**Set task:**
Filter these entries, keeping only lines that hold the word "Татьяна".

**Records for this task:**
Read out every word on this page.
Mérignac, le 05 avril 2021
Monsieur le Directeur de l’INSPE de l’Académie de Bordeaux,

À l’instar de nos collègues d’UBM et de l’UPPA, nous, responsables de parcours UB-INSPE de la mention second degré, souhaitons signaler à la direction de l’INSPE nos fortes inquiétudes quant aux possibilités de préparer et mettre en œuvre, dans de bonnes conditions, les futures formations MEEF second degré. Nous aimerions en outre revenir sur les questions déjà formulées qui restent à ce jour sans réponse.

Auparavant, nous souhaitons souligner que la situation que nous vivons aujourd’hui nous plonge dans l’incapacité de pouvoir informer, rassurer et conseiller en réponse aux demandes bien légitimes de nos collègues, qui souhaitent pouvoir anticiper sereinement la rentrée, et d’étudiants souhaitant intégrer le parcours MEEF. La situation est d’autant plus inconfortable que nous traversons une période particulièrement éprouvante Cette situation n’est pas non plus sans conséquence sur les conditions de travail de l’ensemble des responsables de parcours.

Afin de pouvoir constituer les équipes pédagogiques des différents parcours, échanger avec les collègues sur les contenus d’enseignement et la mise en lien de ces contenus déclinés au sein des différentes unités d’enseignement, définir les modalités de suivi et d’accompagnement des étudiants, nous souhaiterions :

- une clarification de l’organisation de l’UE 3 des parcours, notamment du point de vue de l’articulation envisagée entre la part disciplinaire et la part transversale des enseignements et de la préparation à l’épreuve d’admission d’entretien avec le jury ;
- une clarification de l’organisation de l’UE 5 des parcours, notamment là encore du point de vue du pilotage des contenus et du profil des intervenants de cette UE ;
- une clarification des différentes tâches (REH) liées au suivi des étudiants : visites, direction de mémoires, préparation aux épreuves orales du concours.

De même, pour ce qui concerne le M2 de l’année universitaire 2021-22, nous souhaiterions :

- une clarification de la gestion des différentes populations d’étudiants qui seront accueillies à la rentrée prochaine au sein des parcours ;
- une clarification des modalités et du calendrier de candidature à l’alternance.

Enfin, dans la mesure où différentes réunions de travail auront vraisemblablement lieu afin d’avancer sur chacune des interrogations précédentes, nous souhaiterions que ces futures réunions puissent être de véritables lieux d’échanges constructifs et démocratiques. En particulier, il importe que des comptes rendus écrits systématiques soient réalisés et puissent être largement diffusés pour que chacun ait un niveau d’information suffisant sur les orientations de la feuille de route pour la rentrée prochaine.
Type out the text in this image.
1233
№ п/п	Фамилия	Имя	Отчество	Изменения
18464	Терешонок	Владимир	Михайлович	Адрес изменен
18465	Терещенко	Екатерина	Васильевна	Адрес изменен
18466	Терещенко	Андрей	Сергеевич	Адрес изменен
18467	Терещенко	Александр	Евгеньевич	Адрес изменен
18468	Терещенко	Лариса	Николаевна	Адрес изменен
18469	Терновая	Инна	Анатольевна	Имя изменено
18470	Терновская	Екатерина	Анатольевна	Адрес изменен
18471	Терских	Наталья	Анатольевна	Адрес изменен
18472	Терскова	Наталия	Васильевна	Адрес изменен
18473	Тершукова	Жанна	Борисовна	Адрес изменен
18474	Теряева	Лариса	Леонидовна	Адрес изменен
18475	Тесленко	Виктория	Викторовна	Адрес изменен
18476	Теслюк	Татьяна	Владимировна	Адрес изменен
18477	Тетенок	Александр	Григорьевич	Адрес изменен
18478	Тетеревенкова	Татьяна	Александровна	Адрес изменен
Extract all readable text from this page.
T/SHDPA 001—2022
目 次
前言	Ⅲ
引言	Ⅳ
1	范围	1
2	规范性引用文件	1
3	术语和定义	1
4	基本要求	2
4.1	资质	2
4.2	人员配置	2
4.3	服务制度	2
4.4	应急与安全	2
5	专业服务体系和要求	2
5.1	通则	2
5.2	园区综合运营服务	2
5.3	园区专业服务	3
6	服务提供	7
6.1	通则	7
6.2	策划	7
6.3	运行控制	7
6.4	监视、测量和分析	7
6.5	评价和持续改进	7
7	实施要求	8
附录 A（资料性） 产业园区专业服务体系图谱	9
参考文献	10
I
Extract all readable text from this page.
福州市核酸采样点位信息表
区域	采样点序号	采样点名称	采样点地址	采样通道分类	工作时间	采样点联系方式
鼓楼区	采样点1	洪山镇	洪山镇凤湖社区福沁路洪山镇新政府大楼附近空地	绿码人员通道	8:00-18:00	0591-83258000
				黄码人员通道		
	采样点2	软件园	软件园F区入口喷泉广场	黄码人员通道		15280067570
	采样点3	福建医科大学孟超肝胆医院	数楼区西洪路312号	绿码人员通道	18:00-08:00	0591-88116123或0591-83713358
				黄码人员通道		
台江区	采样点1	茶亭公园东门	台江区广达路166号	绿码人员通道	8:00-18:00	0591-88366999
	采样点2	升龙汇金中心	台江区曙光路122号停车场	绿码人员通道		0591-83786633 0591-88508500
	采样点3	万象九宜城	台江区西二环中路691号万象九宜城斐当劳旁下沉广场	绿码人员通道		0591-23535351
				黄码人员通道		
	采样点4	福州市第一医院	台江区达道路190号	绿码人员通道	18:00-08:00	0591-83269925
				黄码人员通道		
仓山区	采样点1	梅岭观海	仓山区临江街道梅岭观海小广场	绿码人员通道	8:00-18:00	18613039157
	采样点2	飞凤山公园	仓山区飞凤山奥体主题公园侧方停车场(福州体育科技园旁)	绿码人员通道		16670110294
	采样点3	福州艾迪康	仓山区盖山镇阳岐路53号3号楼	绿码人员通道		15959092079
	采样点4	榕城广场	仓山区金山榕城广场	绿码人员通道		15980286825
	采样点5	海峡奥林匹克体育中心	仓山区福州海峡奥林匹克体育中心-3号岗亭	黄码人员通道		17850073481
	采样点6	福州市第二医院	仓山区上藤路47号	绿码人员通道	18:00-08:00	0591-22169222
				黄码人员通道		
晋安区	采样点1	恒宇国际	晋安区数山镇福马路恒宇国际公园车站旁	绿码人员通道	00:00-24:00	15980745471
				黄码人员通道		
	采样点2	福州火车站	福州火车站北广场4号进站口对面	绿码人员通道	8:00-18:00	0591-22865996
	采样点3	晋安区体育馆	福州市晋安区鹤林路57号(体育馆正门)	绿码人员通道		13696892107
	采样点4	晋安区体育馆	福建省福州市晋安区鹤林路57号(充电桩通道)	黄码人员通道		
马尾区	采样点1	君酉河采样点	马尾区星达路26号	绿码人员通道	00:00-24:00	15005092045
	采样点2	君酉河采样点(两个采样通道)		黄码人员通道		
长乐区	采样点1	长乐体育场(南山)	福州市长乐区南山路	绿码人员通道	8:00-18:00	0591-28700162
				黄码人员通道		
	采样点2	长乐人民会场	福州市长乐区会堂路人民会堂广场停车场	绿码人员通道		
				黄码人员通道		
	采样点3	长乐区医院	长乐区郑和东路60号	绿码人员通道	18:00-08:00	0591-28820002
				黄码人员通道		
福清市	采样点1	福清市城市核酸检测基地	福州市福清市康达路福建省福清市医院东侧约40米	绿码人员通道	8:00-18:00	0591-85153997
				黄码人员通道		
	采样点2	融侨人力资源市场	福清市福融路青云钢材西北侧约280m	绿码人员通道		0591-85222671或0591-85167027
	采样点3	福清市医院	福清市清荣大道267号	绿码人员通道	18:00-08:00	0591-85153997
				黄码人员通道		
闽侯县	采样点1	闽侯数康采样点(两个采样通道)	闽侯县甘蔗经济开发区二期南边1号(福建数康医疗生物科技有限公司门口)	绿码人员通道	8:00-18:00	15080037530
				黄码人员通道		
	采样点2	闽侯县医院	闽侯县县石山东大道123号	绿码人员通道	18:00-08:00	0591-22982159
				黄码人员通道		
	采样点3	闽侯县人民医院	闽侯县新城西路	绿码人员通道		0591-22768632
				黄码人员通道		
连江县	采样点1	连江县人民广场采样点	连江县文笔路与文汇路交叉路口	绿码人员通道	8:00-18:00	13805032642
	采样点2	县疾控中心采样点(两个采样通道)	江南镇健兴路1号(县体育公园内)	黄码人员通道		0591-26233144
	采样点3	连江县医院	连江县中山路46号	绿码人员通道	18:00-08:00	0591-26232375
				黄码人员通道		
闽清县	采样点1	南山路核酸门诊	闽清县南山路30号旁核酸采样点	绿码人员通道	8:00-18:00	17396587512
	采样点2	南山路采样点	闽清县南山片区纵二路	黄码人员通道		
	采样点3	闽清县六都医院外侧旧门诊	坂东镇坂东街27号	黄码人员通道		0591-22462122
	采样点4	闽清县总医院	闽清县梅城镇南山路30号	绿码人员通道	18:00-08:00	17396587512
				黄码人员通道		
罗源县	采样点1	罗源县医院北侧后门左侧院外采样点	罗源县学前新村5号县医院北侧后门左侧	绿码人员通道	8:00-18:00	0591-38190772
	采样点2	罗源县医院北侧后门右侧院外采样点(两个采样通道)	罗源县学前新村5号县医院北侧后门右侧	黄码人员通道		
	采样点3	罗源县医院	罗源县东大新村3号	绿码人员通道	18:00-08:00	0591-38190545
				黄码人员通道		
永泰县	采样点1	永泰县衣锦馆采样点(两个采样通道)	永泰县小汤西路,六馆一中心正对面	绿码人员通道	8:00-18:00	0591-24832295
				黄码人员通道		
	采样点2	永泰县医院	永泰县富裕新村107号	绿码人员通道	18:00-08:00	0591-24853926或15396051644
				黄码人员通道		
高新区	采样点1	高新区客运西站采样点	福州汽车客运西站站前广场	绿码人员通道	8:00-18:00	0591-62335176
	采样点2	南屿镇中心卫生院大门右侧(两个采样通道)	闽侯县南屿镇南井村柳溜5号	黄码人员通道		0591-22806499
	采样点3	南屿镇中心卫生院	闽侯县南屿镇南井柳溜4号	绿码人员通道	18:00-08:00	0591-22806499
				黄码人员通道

**Solved problem:**
18476	Теслюк	Татьяна	Владимировна	Адрес изменен
18478	Тетеревенкова	Татьяна	Александровна	Адрес изменен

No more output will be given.